TEXT:
My Trip to BFI


Browning-Ferris Industries (BFI) formerly managed a solid waste landfilling operation in Eden Prairie. While the landfill has been closed for almost a decade, BFI must still operate the site to maintain environmental control over the former landfill. BFI also operates a transfer station at the site. The transfer station has a permit to operate issued by the Minnesota Pollution Control Agency (MPCA). BFI recently petitioned the MPCA to allow them to expand the intensity of their transfer station operations here in Eden Prairie. The proposal would expand the number of trucks going in and out of the site; the amount of waste being transferred at the site; but would not expand the current foot print of the current transfer station at the site.

A transfer station is a simple concept. A packer truck is the waste hauling truck that operates door to door in your neighborhood. That truck serves that purpose well. But as population has expanded, landfills have been pushed further and further away from our cities. Packer trucks are not efficient vehicles to travel long distances. So, at a transfer station, a packer truck backs into a building and dumps its load on to the “tipping floor”. A loader then moves the waste around and prepares it to be transferred into an over-the-road truck for hauling to a landfill.

This the shoot that the over-the-road (OTR) truck backs down to have the garbage loaded into the top of his container:

You can fit the contents of three packer trucks hauling municipal solid waste into an OTR truck. If we are talking about construction and demolition (C&D) waste, the ratio can sometimes reach 8 to 1. An OTR truck is a much more efficient and safe way to haul waste of any kind over a long distance.

Another interesting activity going on at the former BFI landfill in Eden Prairie is the recovery of methane gas from the landfill. The methane is created by the decomposition of the buried waste in the landfill. There is a series of underground collection pipes throughout the landfill. You can see examples of the above-ground piping in the background of this photo:

Just a few years ago, BFI captured and burned the methane. Now, BFI captures the methane and turns it into electrical power at a small on-site generation plant. They produce enough electrical power there to run their entire on-site operations. They sell the excess electricity to Xcel Energy through the grid. This is a photo of the generation plant:

Handling and disposing of solid waste is part of modern life. Somebody must do it. I wish it could be out of sight and out of mind, but it cannot. I think that BFI, in general, is doing a pretty good job at minimizing the impacts of their operations on their neighbors in Eden Prairie. The City will work with them to see that that continues to happen in the future as well.

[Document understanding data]
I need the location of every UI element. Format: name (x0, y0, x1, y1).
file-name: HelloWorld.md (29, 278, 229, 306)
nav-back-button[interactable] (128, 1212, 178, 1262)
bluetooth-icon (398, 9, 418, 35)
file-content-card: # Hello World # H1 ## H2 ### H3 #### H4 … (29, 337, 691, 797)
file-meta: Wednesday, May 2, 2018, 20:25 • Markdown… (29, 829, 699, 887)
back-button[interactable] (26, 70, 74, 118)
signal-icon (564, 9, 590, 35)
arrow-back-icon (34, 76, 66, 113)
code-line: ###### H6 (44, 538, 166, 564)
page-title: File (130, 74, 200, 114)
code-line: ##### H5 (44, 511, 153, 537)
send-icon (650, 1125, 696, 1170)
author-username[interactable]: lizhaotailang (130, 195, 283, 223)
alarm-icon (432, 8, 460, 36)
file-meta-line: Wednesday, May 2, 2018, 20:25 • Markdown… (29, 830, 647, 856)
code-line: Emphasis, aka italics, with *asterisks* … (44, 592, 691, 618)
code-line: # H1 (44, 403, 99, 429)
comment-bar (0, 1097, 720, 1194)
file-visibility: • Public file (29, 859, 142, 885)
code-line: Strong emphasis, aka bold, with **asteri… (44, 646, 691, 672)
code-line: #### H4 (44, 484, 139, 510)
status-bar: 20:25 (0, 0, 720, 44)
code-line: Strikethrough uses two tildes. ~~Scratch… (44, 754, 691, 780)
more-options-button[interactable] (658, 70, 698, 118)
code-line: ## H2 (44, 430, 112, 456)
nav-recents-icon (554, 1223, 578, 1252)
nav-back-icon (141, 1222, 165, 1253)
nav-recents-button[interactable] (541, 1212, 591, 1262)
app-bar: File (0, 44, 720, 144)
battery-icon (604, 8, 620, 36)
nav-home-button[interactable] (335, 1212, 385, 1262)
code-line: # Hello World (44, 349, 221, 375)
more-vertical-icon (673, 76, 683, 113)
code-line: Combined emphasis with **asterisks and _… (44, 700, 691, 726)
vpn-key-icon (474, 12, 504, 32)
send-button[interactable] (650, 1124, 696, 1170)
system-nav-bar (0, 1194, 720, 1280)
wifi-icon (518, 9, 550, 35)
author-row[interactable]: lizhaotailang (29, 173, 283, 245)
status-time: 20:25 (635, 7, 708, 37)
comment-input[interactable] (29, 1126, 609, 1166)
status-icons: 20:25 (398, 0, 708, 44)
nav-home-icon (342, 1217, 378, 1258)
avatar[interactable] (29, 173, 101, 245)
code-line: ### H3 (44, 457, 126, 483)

EXERCISES:
1 – Return the passage of the BFI text between "My Trip to BFI" and "current transfer station at the site.", inclusive.
2 – In the BFI text, what does BFI do with the excess electricity produced at its on-site generation plant?

OUTPUTS BY TASK:
1 –
My Trip to BFI


Browning-Ferris Industries (BFI) formerly managed a solid waste landfilling operation in Eden Prairie. While the landfill has been closed for almost a decade, BFI must still operate the site to maintain environmental control over the former landfill. BFI also operates a transfer station at the site. The transfer station has a permit to operate issued by the Minnesota Pollution Control Agency (MPCA). BFI recently petitioned the MPCA to allow them to expand the intensity of their transfer station operations here in Eden Prairie. The proposal would expand the number of trucks going in and out of the site; the amount of waste being transferred at the site; but would not expand the current foot print of the current transfer station at the site.

2 – BFI sells it to Xcel Energy through the grid.